▶ [Given task]
Transcribe the records below exactly, leaving out any pictures.

▶ [Records to use]

^^^^^^^^^^^^^^^^

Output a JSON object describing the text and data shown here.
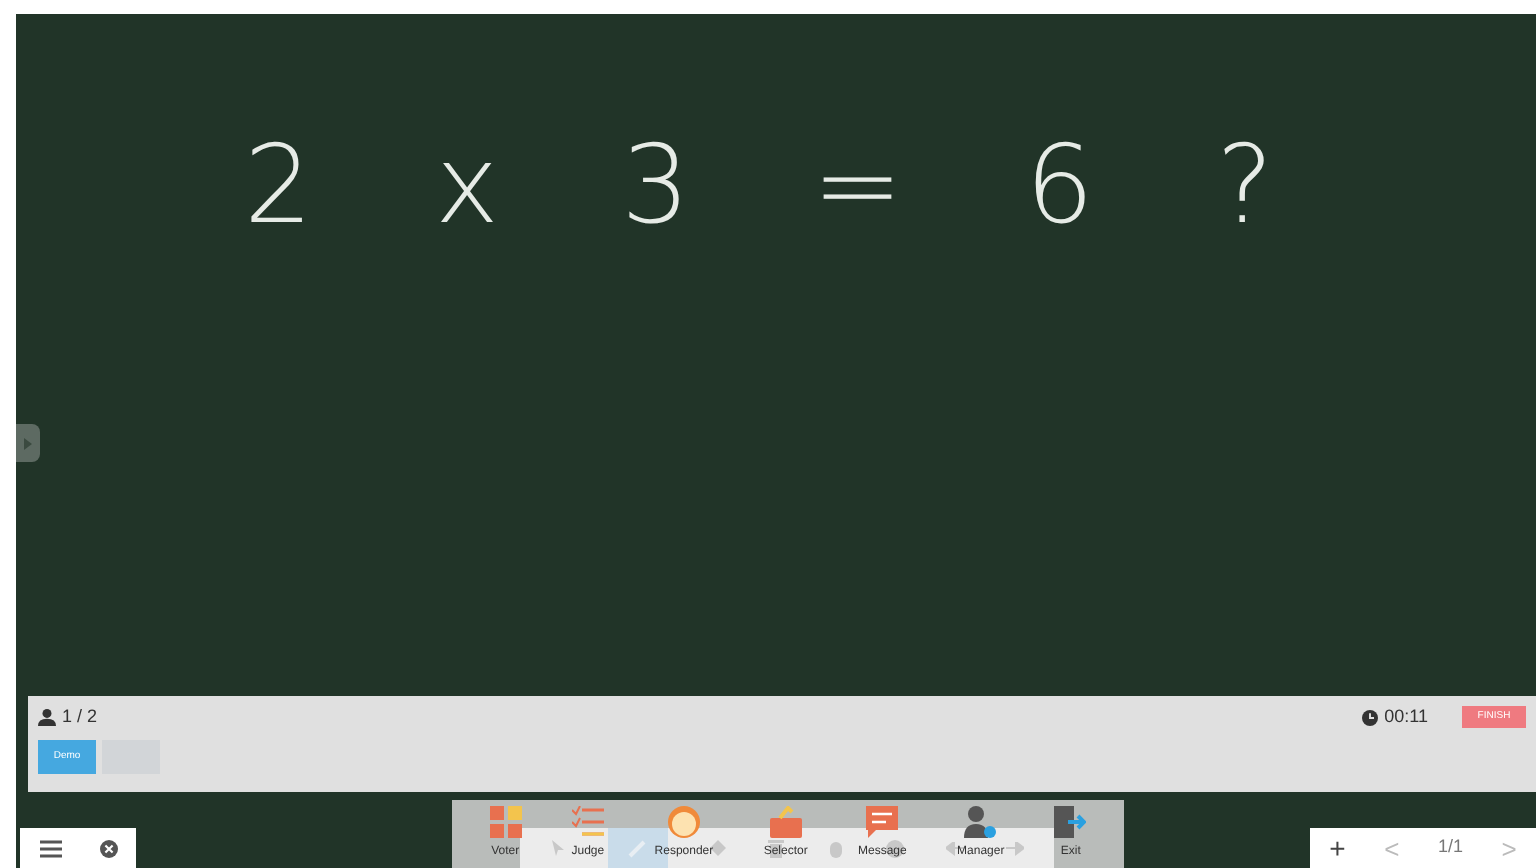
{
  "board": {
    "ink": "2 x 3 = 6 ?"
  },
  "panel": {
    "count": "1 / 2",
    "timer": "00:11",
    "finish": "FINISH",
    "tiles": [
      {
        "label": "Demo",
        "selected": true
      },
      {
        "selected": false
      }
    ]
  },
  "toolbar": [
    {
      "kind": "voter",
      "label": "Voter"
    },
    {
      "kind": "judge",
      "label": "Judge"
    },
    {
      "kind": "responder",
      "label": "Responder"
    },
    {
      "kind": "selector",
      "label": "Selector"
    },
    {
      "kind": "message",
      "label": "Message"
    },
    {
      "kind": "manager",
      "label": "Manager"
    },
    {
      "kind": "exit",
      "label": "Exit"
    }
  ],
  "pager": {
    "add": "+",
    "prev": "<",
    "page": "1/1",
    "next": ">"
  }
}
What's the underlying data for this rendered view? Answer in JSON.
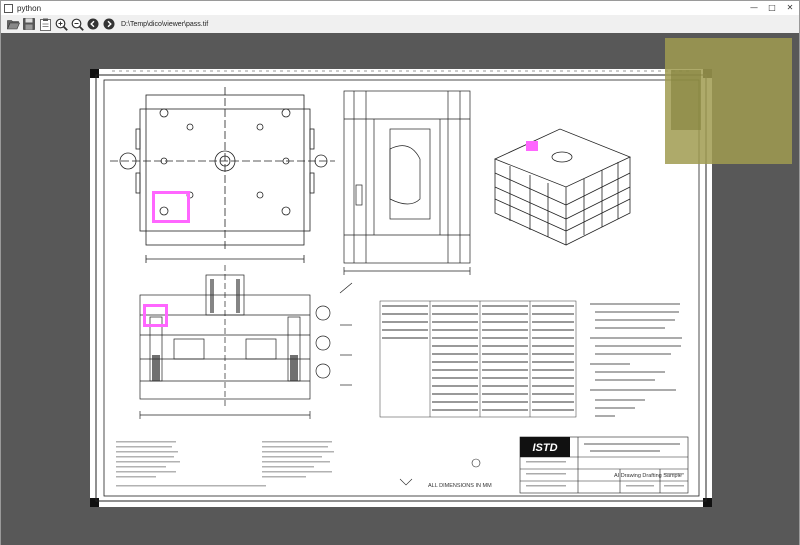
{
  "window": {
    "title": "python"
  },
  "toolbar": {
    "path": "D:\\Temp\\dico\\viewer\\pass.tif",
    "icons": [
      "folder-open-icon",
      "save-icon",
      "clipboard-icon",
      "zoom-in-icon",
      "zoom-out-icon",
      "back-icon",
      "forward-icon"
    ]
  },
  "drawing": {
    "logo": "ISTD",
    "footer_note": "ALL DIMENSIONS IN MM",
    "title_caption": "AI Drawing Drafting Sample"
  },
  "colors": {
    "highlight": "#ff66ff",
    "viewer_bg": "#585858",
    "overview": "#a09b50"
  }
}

^^^^^^^^^^^^^^^^

▶ [The solution]
Output a JSON object describing the text and data shown here.
{
  "board": {
    "ink": "2 x 3 = 6 ?"
  },
  "panel": {
    "count": "1 / 2",
    "timer": "00:11",
    "finish": "FINISH",
    "tiles": [
      {
        "label": "Demo",
        "selected": true
      },
      {
        "selected": false
      }
    ]
  },
  "toolbar": [
    {
      "kind": "voter",
      "label": "Voter"
    },
    {
      "kind": "judge",
      "label": "Judge"
    },
    {
      "kind": "responder",
      "label": "Responder"
    },
    {
      "kind": "selector",
      "label": "Selector"
    },
    {
      "kind": "message",
      "label": "Message"
    },
    {
      "kind": "manager",
      "label": "Manager"
    },
    {
      "kind": "exit",
      "label": "Exit"
    }
  ],
  "pager": {
    "add": "+",
    "prev": "<",
    "page": "1/1",
    "next": ">"
  }
}
What's the underlying data for this rendered view? Answer in JSON.
{
  "window": {
    "title": "python"
  },
  "toolbar": {
    "path": "D:\\Temp\\dico\\viewer\\pass.tif",
    "icons": [
      "folder-open-icon",
      "save-icon",
      "clipboard-icon",
      "zoom-in-icon",
      "zoom-out-icon",
      "back-icon",
      "forward-icon"
    ]
  },
  "drawing": {
    "logo": "ISTD",
    "footer_note": "ALL DIMENSIONS IN MM",
    "title_caption": "AI Drawing Drafting Sample"
  },
  "colors": {
    "highlight": "#ff66ff",
    "viewer_bg": "#585858",
    "overview": "#a09b50"
  }
}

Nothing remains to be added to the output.